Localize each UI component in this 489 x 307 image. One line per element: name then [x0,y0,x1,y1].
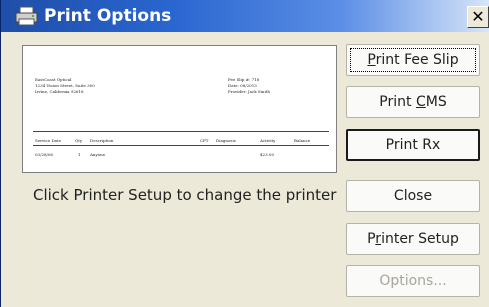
options-button[interactable]: Options... [346,265,480,297]
button-label: inter Setup [381,231,459,247]
close-icon: ✕ [471,7,485,26]
button-label: rint Fee Slip [375,52,459,68]
table-cell: 1 [78,152,81,157]
print-options-dialog: Print Options ✕ EastCoast Optical 1234 V… [0,0,489,307]
printer-setup-button[interactable]: Printer Setup [346,223,480,255]
button-label: MS [425,94,447,110]
button-label: Print Rx [385,137,441,153]
printer-icon [15,6,38,26]
column-header: Diagnosis [216,138,236,143]
button-accelerator: C [415,94,426,110]
print-cms-button[interactable]: Print CMS [346,86,480,118]
table-cell: 03/28/06 [35,152,53,157]
column-header: Service Date [35,138,62,143]
window-title: Print Options [44,6,172,26]
fee-slip-provider: Provider: Jack Smith [228,89,270,94]
printer-hint-text: Click Printer Setup to change the printe… [33,186,337,204]
table-cell: $23.00 [260,152,274,157]
column-header: Balance [294,138,311,143]
fee-slip-date: Date: 08/2013 [228,83,257,88]
button-label: Options... [379,273,447,289]
fee-slip-number: Fee Slip #: 718 [228,77,260,82]
print-rx-button[interactable]: Print Rx [346,129,480,161]
fee-slip-preview: EastCoast Optical 1234 Vision Street, Su… [22,45,337,173]
column-header: Activity [260,138,276,143]
column-header: CPT [200,138,209,143]
practice-address: 1234 Vision Street, Suite 300 [35,83,95,88]
button-accelerator: P [367,52,376,68]
column-header: Qty [75,138,83,143]
divider [33,145,329,146]
button-label: Close [393,188,433,204]
table-cell: Anyone [90,152,106,157]
divider [33,131,329,132]
button-label: Print [379,94,416,110]
column-header: Description [90,138,114,143]
close-window-button[interactable]: ✕ [467,6,489,28]
close-button[interactable]: Close [346,180,480,212]
practice-name: EastCoast Optical [35,77,72,82]
title-bar[interactable]: Print Options ✕ [1,0,489,32]
practice-city: Irvine, California 92618 [35,89,84,94]
print-fee-slip-button[interactable]: Print Fee Slip [346,44,480,76]
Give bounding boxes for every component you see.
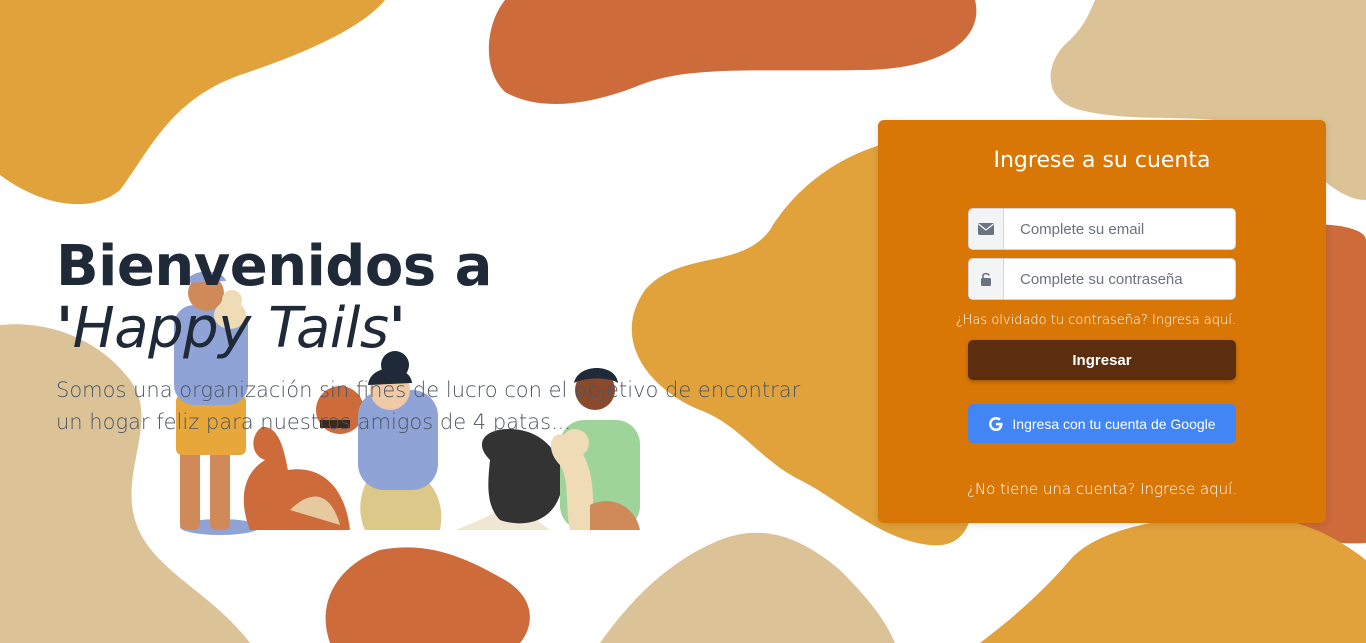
login-button[interactable]: Ingresar	[968, 340, 1236, 380]
register-link[interactable]: ¿No tiene una cuenta? Ingrese aquí.	[878, 480, 1326, 498]
password-input[interactable]	[1004, 259, 1235, 299]
password-field-group	[968, 258, 1236, 300]
hero-section: Bienvenidos a 'Happy Tails' Somos una or…	[56, 236, 816, 438]
hero-subtitle: Somos una organización sin fines de lucr…	[56, 378, 801, 434]
blob-yellow-top-left	[0, 0, 385, 205]
login-title: Ingrese a su cuenta	[993, 148, 1211, 173]
blob-orange-top	[488, 0, 977, 104]
google-icon	[988, 416, 1004, 432]
brand-quote-open: '	[56, 296, 73, 361]
blob-tan-bottom	[600, 532, 895, 643]
google-login-button[interactable]: Ingresa con tu cuenta de Google	[968, 404, 1236, 443]
login-card: Ingrese a su cuenta ¿Has olvidado tu con…	[878, 120, 1326, 523]
forgot-password-link[interactable]: ¿Has olvidado tu contraseña? Ingresa aqu…	[956, 313, 1236, 328]
envelope-icon	[969, 209, 1004, 249]
google-button-label: Ingresa con tu cuenta de Google	[1012, 415, 1216, 432]
hero-title-prefix: Bienvenidos a	[56, 234, 492, 299]
email-input[interactable]	[1004, 209, 1235, 249]
blob-orange-bottom	[325, 547, 530, 643]
brand-quote-close: '	[388, 296, 406, 361]
blob-yellow-bottom-right	[980, 515, 1366, 643]
lock-icon	[969, 259, 1004, 299]
hero-brand: 'Happy Tails'	[56, 296, 406, 361]
hero-title: Bienvenidos a 'Happy Tails'	[56, 236, 816, 360]
brand-name: Happy Tails	[72, 296, 389, 361]
email-field-group	[968, 208, 1236, 250]
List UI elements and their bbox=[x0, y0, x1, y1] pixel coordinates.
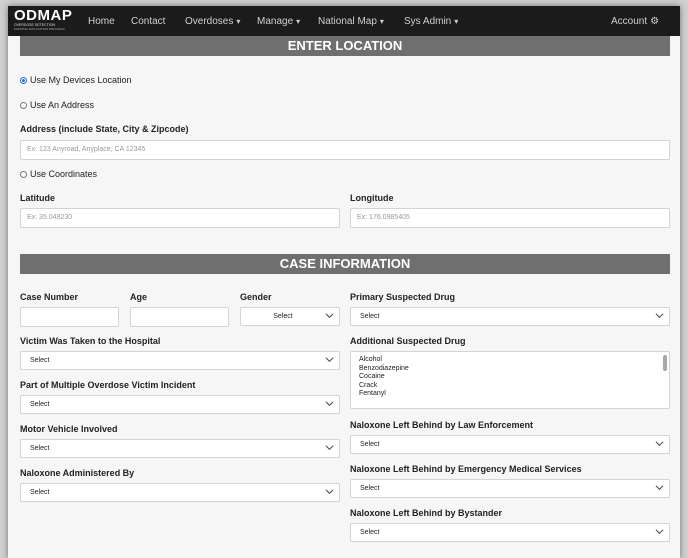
nav-home[interactable]: Home bbox=[88, 16, 115, 27]
nav-account[interactable]: Account ⚙ bbox=[611, 16, 659, 27]
multiple-overdose-label: Part of Multiple Overdose Victim Inciden… bbox=[20, 380, 196, 390]
chevron-down-icon: ▾ bbox=[454, 17, 459, 26]
radio-selected-icon[interactable] bbox=[20, 76, 27, 84]
chevron-down-icon bbox=[655, 441, 664, 447]
age-label: Age bbox=[130, 292, 148, 302]
radio-use-device-label: Use My Devices Location bbox=[30, 75, 132, 85]
naloxone-ems-select[interactable]: Select bbox=[350, 479, 670, 498]
motor-vehicle-label: Motor Vehicle Involved bbox=[20, 424, 118, 434]
latitude-label: Latitude bbox=[20, 193, 55, 203]
hospital-select[interactable]: Select bbox=[20, 351, 340, 370]
additional-drug-label: Additional Suspected Drug bbox=[350, 336, 466, 346]
list-item[interactable]: Benzodiazepine bbox=[351, 365, 669, 374]
latitude-input[interactable]: Ex: 35.048230 bbox=[20, 208, 340, 228]
nav-manage[interactable]: Manage ▾ bbox=[257, 16, 300, 27]
listbox-scrollbar[interactable] bbox=[663, 355, 667, 371]
age-input[interactable] bbox=[130, 307, 229, 327]
list-item[interactable]: Crack bbox=[351, 382, 669, 391]
nav-overdoses[interactable]: Overdoses ▾ bbox=[185, 16, 240, 27]
naloxone-law-select-value: Select bbox=[360, 441, 380, 448]
naloxone-bystander-select-value: Select bbox=[360, 529, 380, 536]
chevron-down-icon bbox=[325, 401, 334, 407]
longitude-input[interactable]: Ex: 176.0985405 bbox=[350, 208, 670, 228]
list-item[interactable]: Alcohol bbox=[351, 356, 669, 365]
app-frame: ODMAP OVERDOSE DETECTION MAPPING APPLICA… bbox=[8, 6, 680, 558]
nav-account-label: Account bbox=[611, 16, 648, 27]
naloxone-administered-select[interactable]: Select bbox=[20, 483, 340, 502]
naloxone-administered-select-value: Select bbox=[30, 489, 50, 496]
primary-drug-label: Primary Suspected Drug bbox=[350, 292, 456, 302]
hospital-select-value: Select bbox=[30, 357, 50, 364]
nav-national-map-label: National Map bbox=[318, 16, 377, 27]
radio-use-device-location[interactable]: Use My Devices Location bbox=[20, 75, 132, 85]
naloxone-bystander-label: Naloxone Left Behind by Bystander bbox=[350, 508, 503, 518]
naloxone-administered-label: Naloxone Administered By bbox=[20, 468, 135, 478]
radio-use-coordinates-label: Use Coordinates bbox=[30, 169, 98, 179]
radio-use-address-label: Use An Address bbox=[30, 100, 95, 110]
top-navbar: ODMAP OVERDOSE DETECTION MAPPING APPLICA… bbox=[8, 6, 680, 36]
address-input[interactable]: Ex: 123 Anyroad, Anyplace, CA 12345 bbox=[20, 140, 670, 160]
naloxone-law-select[interactable]: Select bbox=[350, 435, 670, 454]
chevron-down-icon bbox=[655, 485, 664, 491]
nav-national-map[interactable]: National Map ▾ bbox=[318, 16, 384, 27]
naloxone-law-label: Naloxone Left Behind by Law Enforcement bbox=[350, 420, 534, 430]
case-information-header: CASE INFORMATION bbox=[20, 254, 670, 274]
primary-drug-select-value: Select bbox=[360, 313, 380, 320]
list-item[interactable]: Fentanyl bbox=[351, 390, 669, 399]
radio-use-address[interactable]: Use An Address bbox=[20, 100, 94, 110]
enter-location-header: ENTER LOCATION bbox=[20, 36, 670, 56]
chevron-down-icon bbox=[325, 445, 334, 451]
naloxone-ems-label: Naloxone Left Behind by Emergency Medica… bbox=[350, 464, 582, 474]
chevron-down-icon: ▾ bbox=[379, 17, 384, 26]
nav-manage-label: Manage bbox=[257, 16, 294, 27]
additional-drug-listbox[interactable]: Alcohol Benzodiazepine Cocaine Crack Fen… bbox=[350, 351, 670, 409]
address-label: Address (include State, City & Zipcode) bbox=[20, 124, 189, 134]
chevron-down-icon bbox=[655, 313, 664, 319]
primary-drug-select[interactable]: Select bbox=[350, 307, 670, 326]
radio-icon[interactable] bbox=[20, 101, 27, 109]
odmap-logo[interactable]: ODMAP OVERDOSE DETECTION MAPPING APPLICA… bbox=[14, 8, 78, 31]
chevron-down-icon: ▾ bbox=[296, 17, 301, 26]
chevron-down-icon bbox=[325, 489, 334, 495]
hospital-label: Victim Was Taken to the Hospital bbox=[20, 336, 161, 346]
radio-use-coordinates[interactable]: Use Coordinates bbox=[20, 169, 97, 179]
case-number-label: Case Number bbox=[20, 292, 79, 302]
motor-vehicle-select-value: Select bbox=[30, 445, 50, 452]
chevron-down-icon bbox=[655, 529, 664, 535]
gear-icon: ⚙ bbox=[650, 16, 660, 27]
chevron-down-icon bbox=[325, 357, 334, 363]
radio-icon[interactable] bbox=[20, 170, 27, 178]
nav-sys-admin-label: Sys Admin bbox=[404, 16, 452, 27]
logo-subtitle-2: MAPPING APPLICATION PROGRAM bbox=[14, 27, 65, 31]
nav-contact[interactable]: Contact bbox=[131, 16, 165, 27]
list-item[interactable]: Cocaine bbox=[351, 373, 669, 382]
chevron-down-icon bbox=[325, 313, 334, 319]
multiple-overdose-select[interactable]: Select bbox=[20, 395, 340, 414]
gender-label: Gender bbox=[240, 292, 272, 302]
motor-vehicle-select[interactable]: Select bbox=[20, 439, 340, 458]
nav-overdoses-label: Overdoses bbox=[185, 16, 234, 27]
nav-sys-admin[interactable]: Sys Admin ▾ bbox=[404, 16, 458, 27]
gender-select[interactable]: Select bbox=[240, 307, 340, 326]
chevron-down-icon: ▾ bbox=[236, 17, 241, 26]
gender-select-value: Select bbox=[273, 313, 293, 320]
naloxone-ems-select-value: Select bbox=[360, 485, 380, 492]
case-number-input[interactable] bbox=[20, 307, 119, 327]
logo-text: ODMAP bbox=[14, 7, 73, 24]
naloxone-bystander-select[interactable]: Select bbox=[350, 523, 670, 542]
multiple-overdose-select-value: Select bbox=[30, 401, 50, 408]
longitude-label: Longitude bbox=[350, 193, 394, 203]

Aim of the task: Copy the listing lines verbatim, from the line with "nav-home[interactable]: Home bbox=[88, 16, 115, 27]" up to and including the line with "radio-use-device-label: Use My".

Exercise result:
nav-home[interactable]: Home bbox=[88, 16, 115, 27]
nav-account[interactable]: Account ⚙ bbox=[611, 16, 659, 27]
multiple-overdose-label: Part of Multiple Overdose Victim Inciden… bbox=[20, 380, 196, 390]
chevron-down-icon: ▾ bbox=[454, 17, 459, 26]
radio-selected-icon[interactable] bbox=[20, 76, 27, 84]
chevron-down-icon bbox=[655, 441, 664, 447]
age-label: Age bbox=[130, 292, 148, 302]
radio-use-device-label: Use My Devices Location bbox=[30, 75, 132, 85]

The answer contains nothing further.